======== Extracted information ========
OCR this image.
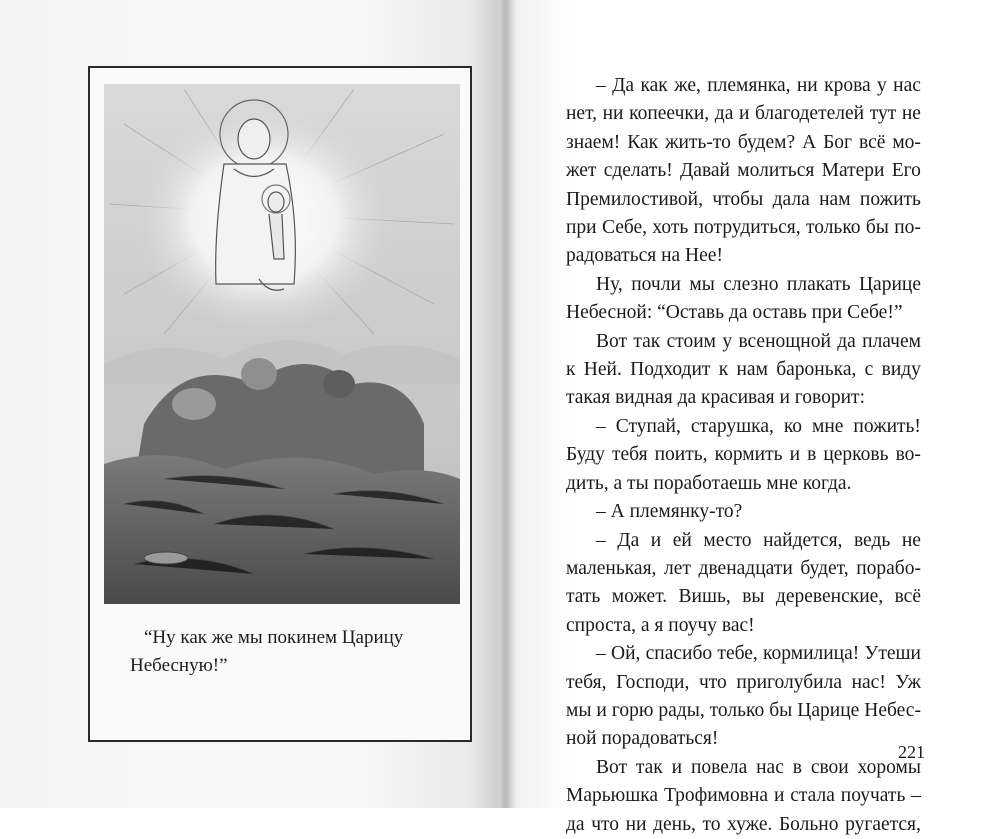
“Ну как же мы покинем Царицу Небесную!”
– Да как же, племянка, ни крова у нас
нет, ни копеечки, да и благодетелей тут не
знаем! Как жить-то будем? А Бог всё мо-
жет сделать! Давай молиться Матери Его
Премилостивой, чтобы дала нам пожить
при Себе, хоть потрудиться, только бы по-
радоваться на Нее!
Ну, почли мы слезно плакать Царице
Небесной: “Оставь да оставь при Себе!”
Вот так стоим у всенощной да плачем
к Ней. Подходит к нам баронька, с виду
такая видная да красивая и говорит:
– Ступай, старушка, ко мне пожить!
Буду тебя поить, кормить и в церковь во-
дить, а ты поработаешь мне когда.
– А племянку-то?
– Да и ей место найдется, ведь не
маленькая, лет двенадцати будет, порабо-
тать может. Вишь, вы деревенские, всё
спроста, а я поучу вас!
– Ой, спасибо тебе, кормилица! Утеши
тебя, Господи, что приголубила нас! Уж
мы и горю рады, только бы Царице Небес-
ной порадоваться!
Вот так и повела нас в свои хоромы
Марьюшка Трофимовна и стала поучать –
да что ни день, то хуже. Больно ругается,
221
========
■ Aim of the exercise:
The entries above should be reproduced exactly, without their pictures.

■ Task answer:
OCR this image.
“Ну как же мы покинем Царицу Небесную!”
– Да как же, племянка, ни крова у нас
нет, ни копеечки, да и благодетелей тут не
знаем! Как жить-то будем? А Бог всё мо-
жет сделать! Давай молиться Матери Его
Премилостивой, чтобы дала нам пожить
при Себе, хоть потрудиться, только бы по-
радоваться на Нее!
Ну, почли мы слезно плакать Царице
Небесной: “Оставь да оставь при Себе!”
Вот так стоим у всенощной да плачем
к Ней. Подходит к нам баронька, с виду
такая видная да красивая и говорит:
– Ступай, старушка, ко мне пожить!
Буду тебя поить, кормить и в церковь во-
дить, а ты поработаешь мне когда.
– А племянку-то?
– Да и ей место найдется, ведь не
маленькая, лет двенадцати будет, порабо-
тать может. Вишь, вы деревенские, всё
спроста, а я поучу вас!
– Ой, спасибо тебе, кормилица! Утеши
тебя, Господи, что приголубила нас! Уж
мы и горю рады, только бы Царице Небес-
ной порадоваться!
Вот так и повела нас в свои хоромы
Марьюшка Трофимовна и стала поучать –
да что ни день, то хуже. Больно ругается,
221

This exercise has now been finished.